■ **WHAT YOU WILL DO**:
Answer these questions using the text on countering online antisemitism:
(a) Which rights does the text say antisemitism especially violates?
(b) What increase in French antisemitic content did ISD's analysis find, and on which platforms?
(c) How large was the increase that analysis found in antisemitic content in German?

A whole of society approach to countering online antisemitism.

The Status Quo

Antisemitism continues to threaten Jewish life, culture and safety in 2023. Attacks on Jewish people and sites reportedly reached record high levels in many countries in the last year. By amplifying hateful, prejudicial and extremist ideologies, antisemitism poses a threat to democracy and endangers the realisation of human rights– on- and offline. Antisemitism violates fundamental rights, especially the right to human dignity, the right to equality of treatment and the freedom of thought, conscience and religion. While a substantial amount of antisemitic incidents are committed by individuals affiliated with— or influenced by— extremist movements, antisemitic attitudes are not just a problem among  political fringes. These beliefs are instead “deeply rooted” in mainstream society, where antisemitic discourses have  become increasingly “normalised”. ISD’s analysis has revealed that antisemitism is on the rise online – finding a seven-fold increase in French antisemitic content on Twitter, Facebook and Telegram between 2020 and 2021, and over a 13-fold increase in antisemitic content in German. Considering how closely intertwined offline incidents are related to online activity, it is essential to find holistic responses to address online antisemitism.

■ **DATA BLOCK**:
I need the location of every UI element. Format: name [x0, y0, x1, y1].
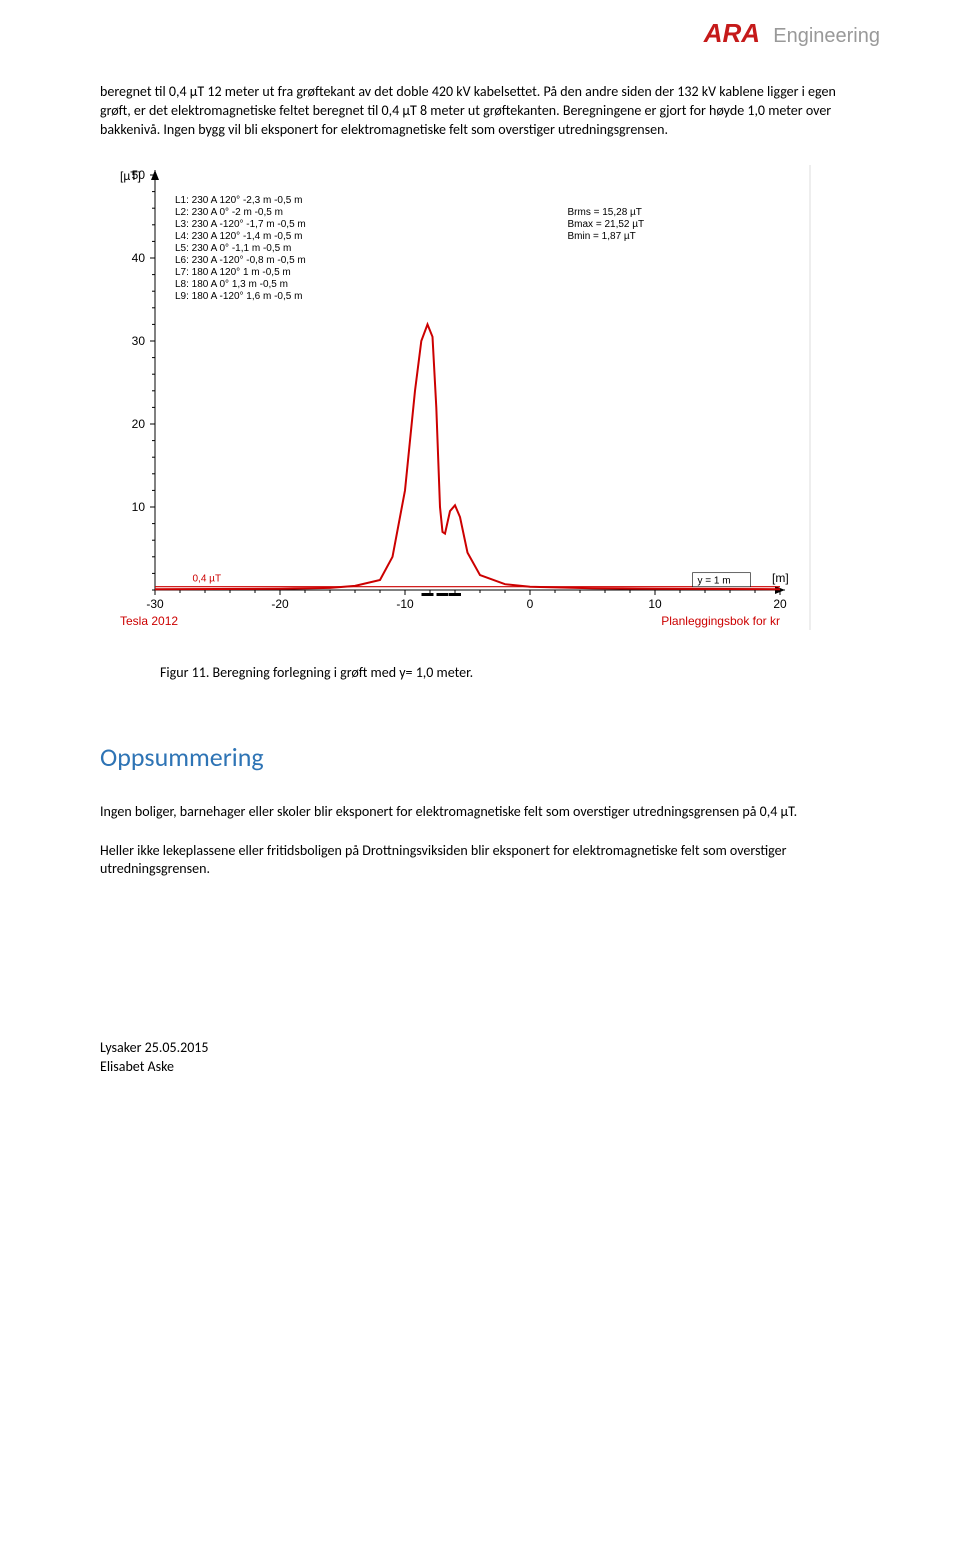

■ **RESPONSE TO THE EXERCISE**:
(a) The right to human dignity, the right to equality of treatment, and the freedom of thought, conscience and religion.
(b) A seven-fold increase between 2020 and 2021 on Twitter, Facebook and Telegram.
(c) Over a 13-fold increase.